STATED GOAL. Copy down all of the data underneath, exactly as shown.

(Data records)
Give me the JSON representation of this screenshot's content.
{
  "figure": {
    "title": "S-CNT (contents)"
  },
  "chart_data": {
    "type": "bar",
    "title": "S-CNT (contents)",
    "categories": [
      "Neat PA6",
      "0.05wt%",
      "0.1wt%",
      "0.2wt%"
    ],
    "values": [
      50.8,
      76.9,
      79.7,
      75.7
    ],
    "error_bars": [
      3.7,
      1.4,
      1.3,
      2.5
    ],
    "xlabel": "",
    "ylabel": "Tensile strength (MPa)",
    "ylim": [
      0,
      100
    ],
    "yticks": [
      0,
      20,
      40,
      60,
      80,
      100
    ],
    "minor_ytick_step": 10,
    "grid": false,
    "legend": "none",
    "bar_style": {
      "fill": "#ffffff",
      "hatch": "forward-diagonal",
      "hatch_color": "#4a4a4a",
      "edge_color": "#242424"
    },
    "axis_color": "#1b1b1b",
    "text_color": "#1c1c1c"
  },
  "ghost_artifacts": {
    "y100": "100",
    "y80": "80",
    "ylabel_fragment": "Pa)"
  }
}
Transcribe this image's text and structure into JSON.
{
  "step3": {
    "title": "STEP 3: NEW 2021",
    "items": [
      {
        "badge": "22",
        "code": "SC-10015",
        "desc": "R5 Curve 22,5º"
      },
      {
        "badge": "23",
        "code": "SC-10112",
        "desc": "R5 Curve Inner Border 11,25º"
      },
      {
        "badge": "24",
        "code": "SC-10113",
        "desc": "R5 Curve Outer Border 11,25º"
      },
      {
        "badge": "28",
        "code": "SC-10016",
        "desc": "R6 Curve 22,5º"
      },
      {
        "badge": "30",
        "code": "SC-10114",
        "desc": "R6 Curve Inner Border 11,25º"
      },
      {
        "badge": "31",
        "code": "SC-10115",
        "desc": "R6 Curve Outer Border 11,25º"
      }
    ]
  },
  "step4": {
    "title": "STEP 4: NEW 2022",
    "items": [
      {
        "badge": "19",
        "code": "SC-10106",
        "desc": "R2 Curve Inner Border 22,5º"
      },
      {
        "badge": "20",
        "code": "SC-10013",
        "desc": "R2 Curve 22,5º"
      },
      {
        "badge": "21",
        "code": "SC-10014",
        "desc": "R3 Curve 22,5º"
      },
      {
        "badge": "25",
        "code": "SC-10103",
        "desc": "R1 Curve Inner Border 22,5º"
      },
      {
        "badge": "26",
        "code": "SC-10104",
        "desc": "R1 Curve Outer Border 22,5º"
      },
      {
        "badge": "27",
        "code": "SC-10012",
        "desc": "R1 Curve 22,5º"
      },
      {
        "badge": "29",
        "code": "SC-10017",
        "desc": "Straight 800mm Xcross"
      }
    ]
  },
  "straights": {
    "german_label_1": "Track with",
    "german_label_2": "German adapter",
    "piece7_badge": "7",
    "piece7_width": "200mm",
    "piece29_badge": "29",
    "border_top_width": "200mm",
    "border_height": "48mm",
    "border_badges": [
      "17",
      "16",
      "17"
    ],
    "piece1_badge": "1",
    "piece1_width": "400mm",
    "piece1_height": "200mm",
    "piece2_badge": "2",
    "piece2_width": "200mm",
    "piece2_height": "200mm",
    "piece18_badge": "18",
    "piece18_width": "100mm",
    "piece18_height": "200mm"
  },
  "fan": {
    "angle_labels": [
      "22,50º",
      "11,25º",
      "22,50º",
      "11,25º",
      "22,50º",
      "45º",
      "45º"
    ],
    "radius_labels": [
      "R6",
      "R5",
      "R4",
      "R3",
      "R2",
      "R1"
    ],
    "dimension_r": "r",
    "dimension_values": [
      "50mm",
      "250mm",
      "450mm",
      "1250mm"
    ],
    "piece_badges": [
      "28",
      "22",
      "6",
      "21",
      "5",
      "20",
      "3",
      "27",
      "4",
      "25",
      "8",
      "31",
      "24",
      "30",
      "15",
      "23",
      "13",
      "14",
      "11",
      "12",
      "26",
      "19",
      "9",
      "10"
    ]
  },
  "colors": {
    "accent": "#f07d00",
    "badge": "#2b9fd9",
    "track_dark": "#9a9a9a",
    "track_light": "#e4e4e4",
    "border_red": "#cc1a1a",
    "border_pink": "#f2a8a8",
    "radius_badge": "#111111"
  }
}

WRITTEN RESPONSE.
Give me the JSON representation of this screenshot's content.
{
  "figure": {
    "title": "S-CNT (contents)"
  },
  "chart_data": {
    "type": "bar",
    "title": "S-CNT (contents)",
    "categories": [
      "Neat PA6",
      "0.05wt%",
      "0.1wt%",
      "0.2wt%"
    ],
    "values": [
      50.8,
      76.9,
      79.7,
      75.7
    ],
    "error_bars": [
      3.7,
      1.4,
      1.3,
      2.5
    ],
    "xlabel": "",
    "ylabel": "Tensile strength (MPa)",
    "ylim": [
      0,
      100
    ],
    "yticks": [
      0,
      20,
      40,
      60,
      80,
      100
    ],
    "minor_ytick_step": 10,
    "grid": false,
    "legend": "none",
    "bar_style": {
      "fill": "#ffffff",
      "hatch": "forward-diagonal",
      "hatch_color": "#4a4a4a",
      "edge_color": "#242424"
    },
    "axis_color": "#1b1b1b",
    "text_color": "#1c1c1c"
  },
  "ghost_artifacts": {
    "y100": "100",
    "y80": "80",
    "ylabel_fragment": "Pa)"
  }
}
Transcribe this image's text and structure into JSON.
{
  "step3": {
    "title": "STEP 3: NEW 2021",
    "items": [
      {
        "badge": "22",
        "code": "SC-10015",
        "desc": "R5 Curve 22,5º"
      },
      {
        "badge": "23",
        "code": "SC-10112",
        "desc": "R5 Curve Inner Border 11,25º"
      },
      {
        "badge": "24",
        "code": "SC-10113",
        "desc": "R5 Curve Outer Border 11,25º"
      },
      {
        "badge": "28",
        "code": "SC-10016",
        "desc": "R6 Curve 22,5º"
      },
      {
        "badge": "30",
        "code": "SC-10114",
        "desc": "R6 Curve Inner Border 11,25º"
      },
      {
        "badge": "31",
        "code": "SC-10115",
        "desc": "R6 Curve Outer Border 11,25º"
      }
    ]
  },
  "step4": {
    "title": "STEP 4: NEW 2022",
    "items": [
      {
        "badge": "19",
        "code": "SC-10106",
        "desc": "R2 Curve Inner Border 22,5º"
      },
      {
        "badge": "20",
        "code": "SC-10013",
        "desc": "R2 Curve 22,5º"
      },
      {
        "badge": "21",
        "code": "SC-10014",
        "desc": "R3 Curve 22,5º"
      },
      {
        "badge": "25",
        "code": "SC-10103",
        "desc": "R1 Curve Inner Border 22,5º"
      },
      {
        "badge": "26",
        "code": "SC-10104",
        "desc": "R1 Curve Outer Border 22,5º"
      },
      {
        "badge": "27",
        "code": "SC-10012",
        "desc": "R1 Curve 22,5º"
      },
      {
        "badge": "29",
        "code": "SC-10017",
        "desc": "Straight 800mm Xcross"
      }
    ]
  },
  "straights": {
    "german_label_1": "Track with",
    "german_label_2": "German adapter",
    "piece7_badge": "7",
    "piece7_width": "200mm",
    "piece29_badge": "29",
    "border_top_width": "200mm",
    "border_height": "48mm",
    "border_badges": [
      "17",
      "16",
      "17"
    ],
    "piece1_badge": "1",
    "piece1_width": "400mm",
    "piece1_height": "200mm",
    "piece2_badge": "2",
    "piece2_width": "200mm",
    "piece2_height": "200mm",
    "piece18_badge": "18",
    "piece18_width": "100mm",
    "piece18_height": "200mm"
  },
  "fan": {
    "angle_labels": [
      "22,50º",
      "11,25º",
      "22,50º",
      "11,25º",
      "22,50º",
      "45º",
      "45º"
    ],
    "radius_labels": [
      "R6",
      "R5",
      "R4",
      "R3",
      "R2",
      "R1"
    ],
    "dimension_r": "r",
    "dimension_values": [
      "50mm",
      "250mm",
      "450mm",
      "1250mm"
    ],
    "piece_badges": [
      "28",
      "22",
      "6",
      "21",
      "5",
      "20",
      "3",
      "27",
      "4",
      "25",
      "8",
      "31",
      "24",
      "30",
      "15",
      "23",
      "13",
      "14",
      "11",
      "12",
      "26",
      "19",
      "9",
      "10"
    ]
  },
  "colors": {
    "accent": "#f07d00",
    "badge": "#2b9fd9",
    "track_dark": "#9a9a9a",
    "track_light": "#e4e4e4",
    "border_red": "#cc1a1a",
    "border_pink": "#f2a8a8",
    "radius_badge": "#111111"
  }
}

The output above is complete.